▶ _DATA SHOWN_

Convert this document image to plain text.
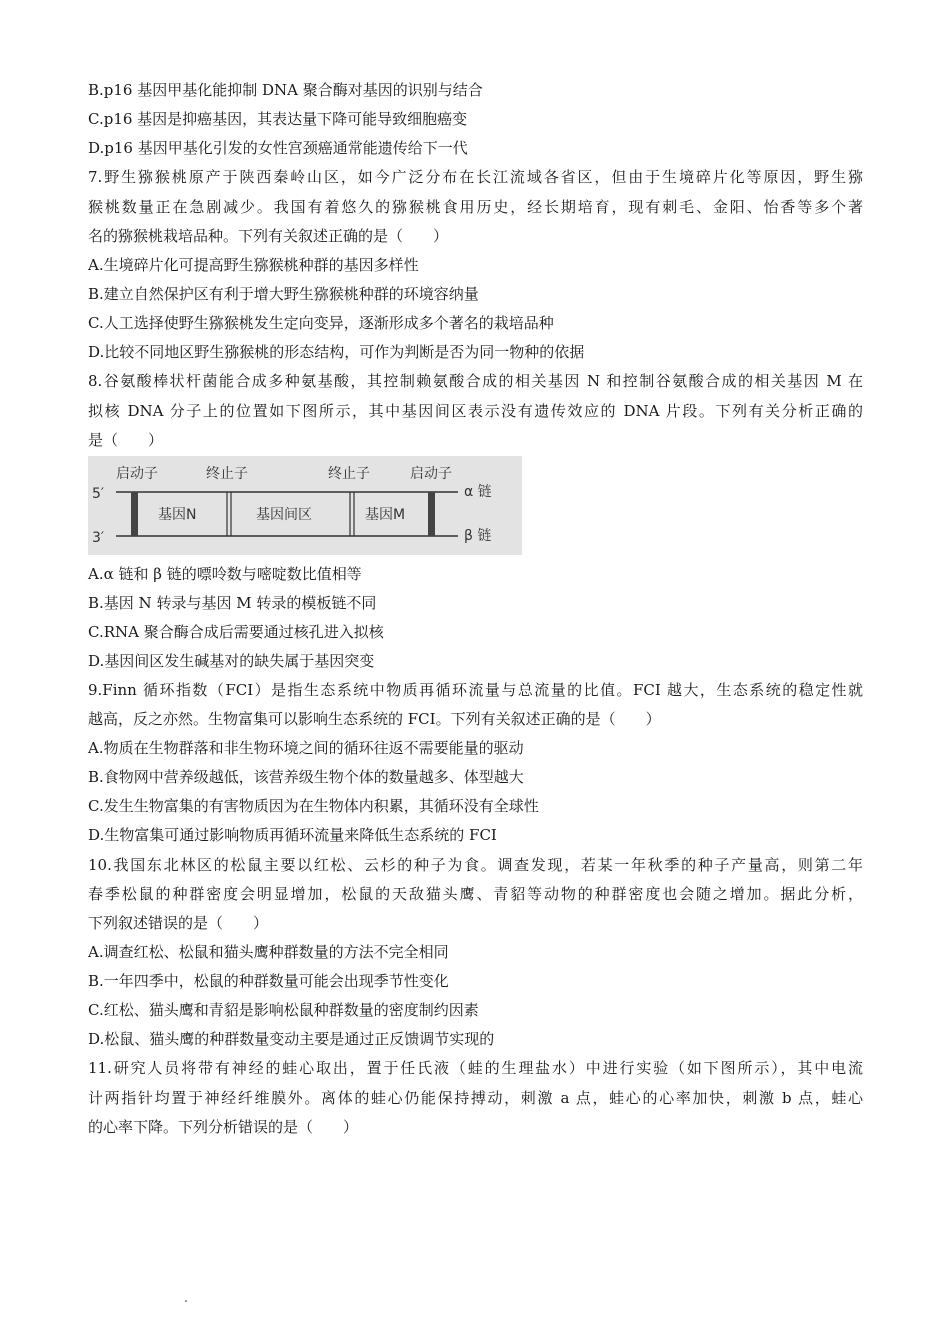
B.p16 基因甲基化能抑制 DNA 聚合酶对基因的识别与结合
C.p16 基因是抑癌基因，其表达量下降可能导致细胞癌变
D.p16 基因甲基化引发的女性宫颈癌通常能遗传给下一代
7.野生猕猴桃原产于陕西秦岭山区，如今广泛分布在长江流域各省区，但由于生境碎片化等原因，野生猕
猴桃数量正在急剧减少。我国有着悠久的猕猴桃食用历史，经长期培育，现有刺毛、金阳、怡香等多个著
名的猕猴桃栽培品种。下列有关叙述正确的是（　　）
A.生境碎片化可提高野生猕猴桃种群的基因多样性
B.建立自然保护区有利于增大野生猕猴桃种群的环境容纳量
C.人工选择使野生猕猴桃发生定向变异，逐渐形成多个著名的栽培品种
D.比较不同地区野生猕猴桃的形态结构，可作为判断是否为同一物种的依据
8.谷氨酸棒状杆菌能合成多种氨基酸，其控制赖氨酸合成的相关基因 N 和控制谷氨酸合成的相关基因 M 在
拟核 DNA 分子上的位置如下图所示，其中基因间区表示没有遗传效应的 DNA 片段。下列有关分析正确的
是（　　）
启动子	终止子	终止子	启动子
5′
3′
基因N	基因间区	基因M
α 链
β 链
A.α 链和 β 链的嘌呤数与嘧啶数比值相等
B.基因 N 转录与基因 M 转录的模板链不同
C.RNA 聚合酶合成后需要通过核孔进入拟核
D.基因间区发生碱基对的缺失属于基因突变
9.Finn 循环指数（FCI）是指生态系统中物质再循环流量与总流量的比值。FCI 越大，生态系统的稳定性就
越高，反之亦然。生物富集可以影响生态系统的 FCI。下列有关叙述正确的是（　　）
A.物质在生物群落和非生物环境之间的循环往返不需要能量的驱动
B.食物网中营养级越低，该营养级生物个体的数量越多、体型越大
C.发生生物富集的有害物质因为在生物体内积累，其循环没有全球性
D.生物富集可通过影响物质再循环流量来降低生态系统的 FCI
10.我国东北林区的松鼠主要以红松、云杉的种子为食。调查发现，若某一年秋季的种子产量高，则第二年
春季松鼠的种群密度会明显增加，松鼠的天敌猫头鹰、青貂等动物的种群密度也会随之增加。据此分析，
下列叙述错误的是（　　）
A.调查红松、松鼠和猫头鹰种群数量的方法不完全相同
B.一年四季中，松鼠的种群数量可能会出现季节性变化
C.红松、猫头鹰和青貂是影响松鼠种群数量的密度制约因素
D.松鼠、猫头鹰的种群数量变动主要是通过正反馈调节实现的
11.研究人员将带有神经的蛙心取出，置于任氏液（蛙的生理盐水）中进行实验（如下图所示），其中电流
计两指针均置于神经纤维膜外。离体的蛙心仍能保持搏动，刺激 a 点，蛙心的心率加快，刺激 b 点，蛙心
的心率下降。下列分析错误的是（　　）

▶ _BRIEF_
Using the data above, print every line exactly, omitting pictures.

▶ _EXERCISE ANSWER_
Convert this document image to plain text.
B.p16 基因甲基化能抑制 DNA 聚合酶对基因的识别与结合
C.p16 基因是抑癌基因，其表达量下降可能导致细胞癌变
D.p16 基因甲基化引发的女性宫颈癌通常能遗传给下一代
7.野生猕猴桃原产于陕西秦岭山区，如今广泛分布在长江流域各省区，但由于生境碎片化等原因，野生猕
猴桃数量正在急剧减少。我国有着悠久的猕猴桃食用历史，经长期培育，现有刺毛、金阳、怡香等多个著
名的猕猴桃栽培品种。下列有关叙述正确的是（　　）
A.生境碎片化可提高野生猕猴桃种群的基因多样性
B.建立自然保护区有利于增大野生猕猴桃种群的环境容纳量
C.人工选择使野生猕猴桃发生定向变异，逐渐形成多个著名的栽培品种
D.比较不同地区野生猕猴桃的形态结构，可作为判断是否为同一物种的依据
8.谷氨酸棒状杆菌能合成多种氨基酸，其控制赖氨酸合成的相关基因 N 和控制谷氨酸合成的相关基因 M 在
拟核 DNA 分子上的位置如下图所示，其中基因间区表示没有遗传效应的 DNA 片段。下列有关分析正确的
是（　　）
启动子	终止子	终止子	启动子
5′
3′
基因N	基因间区	基因M
α 链
β 链
A.α 链和 β 链的嘌呤数与嘧啶数比值相等
B.基因 N 转录与基因 M 转录的模板链不同
C.RNA 聚合酶合成后需要通过核孔进入拟核
D.基因间区发生碱基对的缺失属于基因突变
9.Finn 循环指数（FCI）是指生态系统中物质再循环流量与总流量的比值。FCI 越大，生态系统的稳定性就
越高，反之亦然。生物富集可以影响生态系统的 FCI。下列有关叙述正确的是（　　）
A.物质在生物群落和非生物环境之间的循环往返不需要能量的驱动
B.食物网中营养级越低，该营养级生物个体的数量越多、体型越大
C.发生生物富集的有害物质因为在生物体内积累，其循环没有全球性
D.生物富集可通过影响物质再循环流量来降低生态系统的 FCI
10.我国东北林区的松鼠主要以红松、云杉的种子为食。调查发现，若某一年秋季的种子产量高，则第二年
春季松鼠的种群密度会明显增加，松鼠的天敌猫头鹰、青貂等动物的种群密度也会随之增加。据此分析，
下列叙述错误的是（　　）
A.调查红松、松鼠和猫头鹰种群数量的方法不完全相同
B.一年四季中，松鼠的种群数量可能会出现季节性变化
C.红松、猫头鹰和青貂是影响松鼠种群数量的密度制约因素
D.松鼠、猫头鹰的种群数量变动主要是通过正反馈调节实现的
11.研究人员将带有神经的蛙心取出，置于任氏液（蛙的生理盐水）中进行实验（如下图所示），其中电流
计两指针均置于神经纤维膜外。离体的蛙心仍能保持搏动，刺激 a 点，蛙心的心率加快，刺激 b 点，蛙心
的心率下降。下列分析错误的是（　　）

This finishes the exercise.